WRES Local Server - NOAA-OWP/wres GitHub Wiki

About

The WRES evaluation engine can be run as a standalone, command-line application, as described in the top level wiki, or it can be run as a local-server, an long-running instance capable of being interacted with by the user via webservice requests. A WRES web-service employs instances of the local-server, referred to as a worker-server, to process user requested evaluations. Hence, understanding the local-server approach is important to understanding and maintaining a web-service instance.

This wiki describes how to start the local-server instance and how to interact with that instance.

Architecture

Design decisions:

There are some design decisions made while implementing this server mode that developers and users should be aware of:

  • Worker servers handle jobs synchronously.
  • The standalone server uses a cache to store the output of, at most, 100 jobs.
  • The WRES implementation of the server does not store output paths. After they are returned by the request, the server "forgets" about the evaluation output.
  • A WRES web-service implementation requires that the worker-server be started on port 8010 for Docker health checks.
  • Since the current implementation of the server handles jobs synchronously, we use atomic variables to track status and current evaluation ID.
  • If a job is not closed in the WRES implementation then the local-server will hang for a maximum of 5 minutes until the stale job thread closes the opened job.

Evaluation Flow for a WRES web-service implementation:

A web-service instance employs the following work-flow for an evaluation:

Client                                            Server

Heartbeats the server before sending request ---------->
                                                       |
                                                       |   Server sets the current status to AWAITING
                                                       v
<----------------------- Returns good response to client
|
|
v    
Request an evaluation is prepared --------------------->
                                                       |   Server creates the eval ID, starts redirecting standard streams, and starts an eval 
                                                       |   Server kicks off a stale job thread to close jobs completed jobs (Checks every 5 minutes)

SUPPLIED RECORDS
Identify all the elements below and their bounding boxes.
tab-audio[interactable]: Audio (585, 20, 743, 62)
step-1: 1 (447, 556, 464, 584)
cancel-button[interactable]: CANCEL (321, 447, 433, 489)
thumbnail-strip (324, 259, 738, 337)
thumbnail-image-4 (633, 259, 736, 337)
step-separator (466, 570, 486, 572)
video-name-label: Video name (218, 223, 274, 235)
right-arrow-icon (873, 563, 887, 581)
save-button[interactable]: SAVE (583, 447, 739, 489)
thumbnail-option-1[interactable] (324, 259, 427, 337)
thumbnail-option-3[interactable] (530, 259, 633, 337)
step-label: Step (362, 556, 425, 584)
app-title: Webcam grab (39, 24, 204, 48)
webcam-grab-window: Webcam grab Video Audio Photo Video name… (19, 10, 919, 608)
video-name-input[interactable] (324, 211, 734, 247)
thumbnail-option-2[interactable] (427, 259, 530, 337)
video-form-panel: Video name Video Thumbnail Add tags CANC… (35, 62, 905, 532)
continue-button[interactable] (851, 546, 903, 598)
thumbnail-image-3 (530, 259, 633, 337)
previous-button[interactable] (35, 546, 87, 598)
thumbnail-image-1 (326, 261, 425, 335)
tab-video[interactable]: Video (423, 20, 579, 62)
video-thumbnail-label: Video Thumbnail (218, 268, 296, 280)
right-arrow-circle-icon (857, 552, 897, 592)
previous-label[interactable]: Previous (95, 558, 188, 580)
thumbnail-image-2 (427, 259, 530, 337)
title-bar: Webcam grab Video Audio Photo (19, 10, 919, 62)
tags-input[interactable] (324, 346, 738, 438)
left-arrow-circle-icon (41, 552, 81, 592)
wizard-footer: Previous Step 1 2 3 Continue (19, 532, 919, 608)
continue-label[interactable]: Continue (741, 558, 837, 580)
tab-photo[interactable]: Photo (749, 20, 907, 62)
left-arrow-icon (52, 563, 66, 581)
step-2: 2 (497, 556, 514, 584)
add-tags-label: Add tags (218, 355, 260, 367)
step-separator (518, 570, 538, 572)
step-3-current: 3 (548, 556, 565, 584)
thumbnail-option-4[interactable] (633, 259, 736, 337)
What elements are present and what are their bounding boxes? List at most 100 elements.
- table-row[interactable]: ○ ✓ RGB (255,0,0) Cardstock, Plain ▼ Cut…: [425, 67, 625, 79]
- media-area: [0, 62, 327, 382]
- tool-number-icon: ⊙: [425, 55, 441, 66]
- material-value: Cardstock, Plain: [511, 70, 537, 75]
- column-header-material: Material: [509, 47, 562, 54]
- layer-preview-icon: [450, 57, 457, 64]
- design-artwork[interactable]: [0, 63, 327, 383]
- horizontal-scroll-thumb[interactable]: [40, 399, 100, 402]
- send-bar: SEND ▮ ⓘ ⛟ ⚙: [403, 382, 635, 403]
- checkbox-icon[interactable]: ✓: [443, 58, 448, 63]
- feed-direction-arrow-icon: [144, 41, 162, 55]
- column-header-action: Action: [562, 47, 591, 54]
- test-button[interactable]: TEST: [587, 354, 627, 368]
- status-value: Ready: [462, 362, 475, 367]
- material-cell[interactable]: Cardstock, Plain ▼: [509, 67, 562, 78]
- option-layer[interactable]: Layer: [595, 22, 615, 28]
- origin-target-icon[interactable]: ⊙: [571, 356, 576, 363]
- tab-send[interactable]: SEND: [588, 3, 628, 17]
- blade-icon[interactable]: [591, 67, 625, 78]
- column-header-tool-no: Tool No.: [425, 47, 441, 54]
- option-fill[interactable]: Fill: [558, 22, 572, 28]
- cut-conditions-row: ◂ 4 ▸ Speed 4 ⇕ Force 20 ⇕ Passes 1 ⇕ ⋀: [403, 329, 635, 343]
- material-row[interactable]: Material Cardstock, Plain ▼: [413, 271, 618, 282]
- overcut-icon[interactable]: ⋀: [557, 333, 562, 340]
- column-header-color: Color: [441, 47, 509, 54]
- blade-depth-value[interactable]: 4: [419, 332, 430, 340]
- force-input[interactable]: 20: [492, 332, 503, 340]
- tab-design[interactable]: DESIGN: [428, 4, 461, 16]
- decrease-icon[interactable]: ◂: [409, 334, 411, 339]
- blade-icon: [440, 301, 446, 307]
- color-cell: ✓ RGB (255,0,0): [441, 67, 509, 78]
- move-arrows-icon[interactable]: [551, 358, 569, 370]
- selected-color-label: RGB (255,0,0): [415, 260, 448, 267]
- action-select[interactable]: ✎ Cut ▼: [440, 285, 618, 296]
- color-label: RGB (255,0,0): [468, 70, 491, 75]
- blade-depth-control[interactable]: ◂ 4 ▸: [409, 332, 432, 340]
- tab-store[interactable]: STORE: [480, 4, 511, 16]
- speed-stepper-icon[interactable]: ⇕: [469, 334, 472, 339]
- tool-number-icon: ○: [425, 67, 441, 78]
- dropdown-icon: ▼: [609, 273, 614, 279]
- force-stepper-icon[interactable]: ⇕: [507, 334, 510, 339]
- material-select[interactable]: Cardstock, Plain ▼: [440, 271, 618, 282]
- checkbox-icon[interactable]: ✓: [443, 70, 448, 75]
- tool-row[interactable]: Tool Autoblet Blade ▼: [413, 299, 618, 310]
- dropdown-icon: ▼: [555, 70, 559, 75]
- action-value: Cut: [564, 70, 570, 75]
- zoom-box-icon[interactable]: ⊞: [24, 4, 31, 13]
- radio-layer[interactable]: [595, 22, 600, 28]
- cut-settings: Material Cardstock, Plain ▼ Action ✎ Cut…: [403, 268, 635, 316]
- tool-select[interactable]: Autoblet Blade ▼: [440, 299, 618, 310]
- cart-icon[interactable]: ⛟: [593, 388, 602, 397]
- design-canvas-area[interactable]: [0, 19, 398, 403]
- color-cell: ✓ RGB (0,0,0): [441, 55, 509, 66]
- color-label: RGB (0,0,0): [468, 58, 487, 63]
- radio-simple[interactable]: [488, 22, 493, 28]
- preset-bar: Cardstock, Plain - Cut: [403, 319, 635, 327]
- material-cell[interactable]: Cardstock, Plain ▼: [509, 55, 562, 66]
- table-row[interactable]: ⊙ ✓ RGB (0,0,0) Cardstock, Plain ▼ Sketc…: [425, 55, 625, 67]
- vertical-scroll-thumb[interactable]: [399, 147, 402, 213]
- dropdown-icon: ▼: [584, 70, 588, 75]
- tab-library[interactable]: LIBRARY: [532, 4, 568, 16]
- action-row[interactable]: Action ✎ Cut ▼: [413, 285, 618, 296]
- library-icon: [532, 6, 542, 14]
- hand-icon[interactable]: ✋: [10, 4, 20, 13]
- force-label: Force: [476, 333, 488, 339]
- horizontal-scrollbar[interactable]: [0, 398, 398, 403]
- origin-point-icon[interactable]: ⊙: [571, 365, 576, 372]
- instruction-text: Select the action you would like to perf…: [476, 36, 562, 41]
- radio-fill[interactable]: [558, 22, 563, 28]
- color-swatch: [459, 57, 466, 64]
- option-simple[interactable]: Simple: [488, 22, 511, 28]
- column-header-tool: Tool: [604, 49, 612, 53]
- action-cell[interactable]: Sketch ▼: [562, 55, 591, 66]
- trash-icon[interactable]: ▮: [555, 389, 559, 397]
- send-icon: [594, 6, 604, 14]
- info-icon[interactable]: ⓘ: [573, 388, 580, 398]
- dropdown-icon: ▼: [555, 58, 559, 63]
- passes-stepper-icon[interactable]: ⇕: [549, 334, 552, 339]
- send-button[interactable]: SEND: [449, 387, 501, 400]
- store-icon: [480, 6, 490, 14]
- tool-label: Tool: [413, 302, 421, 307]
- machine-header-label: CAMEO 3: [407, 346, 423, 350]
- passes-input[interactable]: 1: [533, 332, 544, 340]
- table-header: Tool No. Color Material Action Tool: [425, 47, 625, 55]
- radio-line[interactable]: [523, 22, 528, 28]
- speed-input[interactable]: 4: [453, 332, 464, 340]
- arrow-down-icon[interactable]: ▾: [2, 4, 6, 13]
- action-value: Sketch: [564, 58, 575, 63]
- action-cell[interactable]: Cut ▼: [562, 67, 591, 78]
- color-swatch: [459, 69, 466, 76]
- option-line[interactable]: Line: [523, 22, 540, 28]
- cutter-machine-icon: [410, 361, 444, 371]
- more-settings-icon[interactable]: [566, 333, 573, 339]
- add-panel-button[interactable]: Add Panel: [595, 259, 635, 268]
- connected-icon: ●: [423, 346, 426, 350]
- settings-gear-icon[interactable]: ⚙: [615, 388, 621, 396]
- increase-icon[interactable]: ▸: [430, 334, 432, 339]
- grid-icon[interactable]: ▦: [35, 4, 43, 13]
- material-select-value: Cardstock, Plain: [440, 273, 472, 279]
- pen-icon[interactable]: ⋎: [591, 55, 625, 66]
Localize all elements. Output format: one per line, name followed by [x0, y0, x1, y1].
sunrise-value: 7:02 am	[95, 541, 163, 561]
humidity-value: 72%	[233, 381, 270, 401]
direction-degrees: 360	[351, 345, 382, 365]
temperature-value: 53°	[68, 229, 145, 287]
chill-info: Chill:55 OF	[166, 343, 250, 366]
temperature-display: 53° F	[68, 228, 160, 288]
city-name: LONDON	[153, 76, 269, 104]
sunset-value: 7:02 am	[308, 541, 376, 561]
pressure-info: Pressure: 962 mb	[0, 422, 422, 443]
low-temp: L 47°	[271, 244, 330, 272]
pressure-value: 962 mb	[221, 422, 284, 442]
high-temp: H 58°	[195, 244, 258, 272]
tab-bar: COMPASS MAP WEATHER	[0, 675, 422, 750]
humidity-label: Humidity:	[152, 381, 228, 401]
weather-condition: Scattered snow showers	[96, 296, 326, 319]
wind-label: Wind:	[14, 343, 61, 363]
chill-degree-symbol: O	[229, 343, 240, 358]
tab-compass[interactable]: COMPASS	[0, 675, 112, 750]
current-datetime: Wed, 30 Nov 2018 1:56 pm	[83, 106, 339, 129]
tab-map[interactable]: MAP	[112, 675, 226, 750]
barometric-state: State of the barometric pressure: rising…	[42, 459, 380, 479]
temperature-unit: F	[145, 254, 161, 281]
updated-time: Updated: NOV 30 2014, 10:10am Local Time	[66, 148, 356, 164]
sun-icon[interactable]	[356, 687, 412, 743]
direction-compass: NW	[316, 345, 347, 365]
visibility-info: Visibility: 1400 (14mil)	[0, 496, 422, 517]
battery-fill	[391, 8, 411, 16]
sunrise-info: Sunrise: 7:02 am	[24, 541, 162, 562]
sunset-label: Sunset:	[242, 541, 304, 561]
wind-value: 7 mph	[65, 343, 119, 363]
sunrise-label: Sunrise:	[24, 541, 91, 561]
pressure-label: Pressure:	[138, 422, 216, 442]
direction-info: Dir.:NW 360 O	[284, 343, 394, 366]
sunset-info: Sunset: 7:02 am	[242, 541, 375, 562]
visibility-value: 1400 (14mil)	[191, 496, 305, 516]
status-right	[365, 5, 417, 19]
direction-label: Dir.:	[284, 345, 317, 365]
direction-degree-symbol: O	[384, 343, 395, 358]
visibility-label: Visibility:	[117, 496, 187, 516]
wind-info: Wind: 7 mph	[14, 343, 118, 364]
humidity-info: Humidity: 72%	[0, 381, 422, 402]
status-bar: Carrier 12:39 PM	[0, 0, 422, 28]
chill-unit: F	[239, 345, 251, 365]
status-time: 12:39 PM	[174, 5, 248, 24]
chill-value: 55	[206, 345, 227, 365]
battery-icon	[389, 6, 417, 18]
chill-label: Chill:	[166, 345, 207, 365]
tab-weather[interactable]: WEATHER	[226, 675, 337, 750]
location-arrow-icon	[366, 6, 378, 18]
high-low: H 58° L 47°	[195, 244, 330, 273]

EXERCISE TASKS
1. Rewrite the WRES local-server wiki text from "Architecture" to "the opened job.", swapping "synchronously" for "sequentially".
2. Carry on the WRES local-server wiki text from the point where it stops.

RESPONSE LIST
1.
Architecture

Design decisions:

There are some design decisions made while implementing this server mode that developers and users should be aware of:

  • Worker servers handle jobs sequentially.
  • The standalone server uses a cache to store the output of, at most, 100 jobs.
  • The WRES implementation of the server does not store output paths. After they are returned by the request, the server "forgets" about the evaluation output.
  • A WRES web-service implementation requires that the worker-server be started on port 8010 for Docker health checks.
  • Since the current implementation of the server handles jobs sequentially, we use atomic variables to track status and current evaluation ID.
  • If a job is not closed in the WRES implementation then the local-server will hang for a maximum of 5 minutes until the stale job thread closes the opened job.

2.
                                                       v
<----------------- evaluation job created, the id is foo



give me the standard out stream for job id, foo ------->
                                                       |   Server sends the ChunkedOutput object we have redirect this stream to
                                                       |   The thread continues until the atomic status is CLOSED 
                                                       |   Retrievable after the job finishes as well
                                                       v
<------------ here is the standard stream for job id foo 



give me the standard error stream for job id, foo------>
                                                       |   Server sends the ChunkedOutput object we have redirect this stream to
                                                       |   The thread continues until the atomic status is CLOSED 
                                                       |   Retrievable after the job finishes as well
                                                       v
<------ here is the standard error stream for job id foo



Get evaluation with this ID --------------------------->
                                                       |  Server returns the Future evaluation response. Upon finishing sets status to COMPLETED
                                                       |  When the eval completes returns the paths the output was written to
                                                       v
<-- here are the output paths created by this evaluation
|
|
v  
please close the evaluation job with id foo------------>
                                                       |
                                                       |   Server sets status to CLOSED and we reset the standard streams to their original source
                                                       v
<------------------- evaluation job foo has been closed.
                                                       |
                                                       |   IF the server does not receive a close request, it will be unavailable till the stale job thread closes it
                                                       v

How do I start my own standalone server?

To run a local-server, do the following:

  1. Ensure that your machine has at least Java JDK 17 installed. The WRES local server must be run with at least that version of Java.

  2. Obtain the WRES release package .zip file. Release packages are made available via GitHub at https://github.com/NOAA-OWP/wres/releases. Download the latest core zip from the assets of the most recent deploy; it should appear as, wres-DATE-VERSION.zip.

  3. Unzip the release package. It is a .zip file, so use the appropriate tool for your system.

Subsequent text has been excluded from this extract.